- _INPUT RECORDS_
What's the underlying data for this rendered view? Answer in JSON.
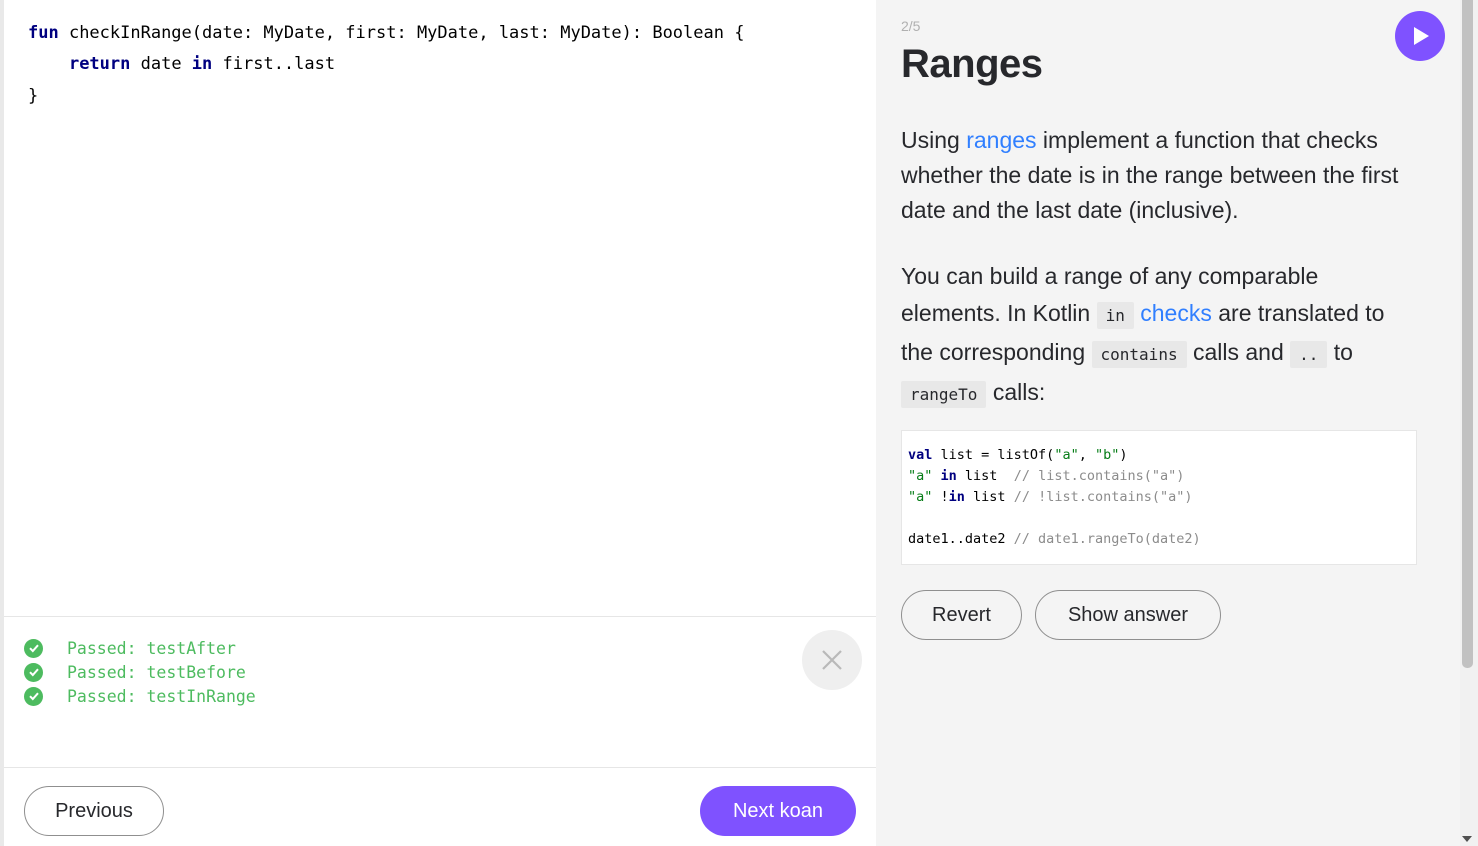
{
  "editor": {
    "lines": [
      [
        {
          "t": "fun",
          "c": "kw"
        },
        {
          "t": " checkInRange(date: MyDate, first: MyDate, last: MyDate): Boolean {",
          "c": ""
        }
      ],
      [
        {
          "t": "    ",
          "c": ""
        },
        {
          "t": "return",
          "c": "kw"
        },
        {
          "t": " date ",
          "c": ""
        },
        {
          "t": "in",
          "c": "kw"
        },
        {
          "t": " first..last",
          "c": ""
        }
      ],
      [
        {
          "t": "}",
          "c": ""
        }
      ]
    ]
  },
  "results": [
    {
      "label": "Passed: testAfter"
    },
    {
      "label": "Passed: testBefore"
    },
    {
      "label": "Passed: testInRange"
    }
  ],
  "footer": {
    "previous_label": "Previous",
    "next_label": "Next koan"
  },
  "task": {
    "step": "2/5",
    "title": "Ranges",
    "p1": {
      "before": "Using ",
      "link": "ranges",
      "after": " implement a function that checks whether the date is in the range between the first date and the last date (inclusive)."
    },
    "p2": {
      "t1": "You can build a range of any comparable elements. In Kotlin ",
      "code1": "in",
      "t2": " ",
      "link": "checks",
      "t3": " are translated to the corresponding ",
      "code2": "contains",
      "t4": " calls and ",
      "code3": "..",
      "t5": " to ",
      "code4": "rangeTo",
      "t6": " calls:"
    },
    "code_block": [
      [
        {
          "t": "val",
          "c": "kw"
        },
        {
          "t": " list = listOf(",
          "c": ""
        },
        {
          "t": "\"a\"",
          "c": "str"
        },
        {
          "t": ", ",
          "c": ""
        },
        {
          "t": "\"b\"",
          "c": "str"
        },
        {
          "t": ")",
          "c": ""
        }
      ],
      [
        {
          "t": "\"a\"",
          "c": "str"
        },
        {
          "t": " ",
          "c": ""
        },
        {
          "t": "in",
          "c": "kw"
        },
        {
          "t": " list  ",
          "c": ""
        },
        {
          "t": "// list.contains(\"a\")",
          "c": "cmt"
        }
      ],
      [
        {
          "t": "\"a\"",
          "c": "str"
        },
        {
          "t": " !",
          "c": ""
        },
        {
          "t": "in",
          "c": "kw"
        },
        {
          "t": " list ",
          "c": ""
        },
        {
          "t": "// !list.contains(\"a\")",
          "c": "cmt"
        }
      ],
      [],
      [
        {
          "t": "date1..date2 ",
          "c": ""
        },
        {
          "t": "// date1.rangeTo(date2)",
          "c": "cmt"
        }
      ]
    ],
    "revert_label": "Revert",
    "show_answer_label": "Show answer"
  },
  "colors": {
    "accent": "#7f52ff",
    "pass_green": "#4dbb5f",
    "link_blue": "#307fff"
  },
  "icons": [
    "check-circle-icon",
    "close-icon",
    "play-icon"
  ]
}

- _WRITTEN TASK_
Repeat verbatim all the material, but not the pictures.

- _ANSWER TO THIS EXERCISE_
What's the underlying data for this rendered view? Answer in JSON.
{
  "editor": {
    "lines": [
      [
        {
          "t": "fun",
          "c": "kw"
        },
        {
          "t": " checkInRange(date: MyDate, first: MyDate, last: MyDate): Boolean {",
          "c": ""
        }
      ],
      [
        {
          "t": "    ",
          "c": ""
        },
        {
          "t": "return",
          "c": "kw"
        },
        {
          "t": " date ",
          "c": ""
        },
        {
          "t": "in",
          "c": "kw"
        },
        {
          "t": " first..last",
          "c": ""
        }
      ],
      [
        {
          "t": "}",
          "c": ""
        }
      ]
    ]
  },
  "results": [
    {
      "label": "Passed: testAfter"
    },
    {
      "label": "Passed: testBefore"
    },
    {
      "label": "Passed: testInRange"
    }
  ],
  "footer": {
    "previous_label": "Previous",
    "next_label": "Next koan"
  },
  "task": {
    "step": "2/5",
    "title": "Ranges",
    "p1": {
      "before": "Using ",
      "link": "ranges",
      "after": " implement a function that checks whether the date is in the range between the first date and the last date (inclusive)."
    },
    "p2": {
      "t1": "You can build a range of any comparable elements. In Kotlin ",
      "code1": "in",
      "t2": " ",
      "link": "checks",
      "t3": " are translated to the corresponding ",
      "code2": "contains",
      "t4": " calls and ",
      "code3": "..",
      "t5": " to ",
      "code4": "rangeTo",
      "t6": " calls:"
    },
    "code_block": [
      [
        {
          "t": "val",
          "c": "kw"
        },
        {
          "t": " list = listOf(",
          "c": ""
        },
        {
          "t": "\"a\"",
          "c": "str"
        },
        {
          "t": ", ",
          "c": ""
        },
        {
          "t": "\"b\"",
          "c": "str"
        },
        {
          "t": ")",
          "c": ""
        }
      ],
      [
        {
          "t": "\"a\"",
          "c": "str"
        },
        {
          "t": " ",
          "c": ""
        },
        {
          "t": "in",
          "c": "kw"
        },
        {
          "t": " list  ",
          "c": ""
        },
        {
          "t": "// list.contains(\"a\")",
          "c": "cmt"
        }
      ],
      [
        {
          "t": "\"a\"",
          "c": "str"
        },
        {
          "t": " !",
          "c": ""
        },
        {
          "t": "in",
          "c": "kw"
        },
        {
          "t": " list ",
          "c": ""
        },
        {
          "t": "// !list.contains(\"a\")",
          "c": "cmt"
        }
      ],
      [],
      [
        {
          "t": "date1..date2 ",
          "c": ""
        },
        {
          "t": "// date1.rangeTo(date2)",
          "c": "cmt"
        }
      ]
    ],
    "revert_label": "Revert",
    "show_answer_label": "Show answer"
  },
  "colors": {
    "accent": "#7f52ff",
    "pass_green": "#4dbb5f",
    "link_blue": "#307fff"
  },
  "icons": [
    "check-circle-icon",
    "close-icon",
    "play-icon"
  ]
}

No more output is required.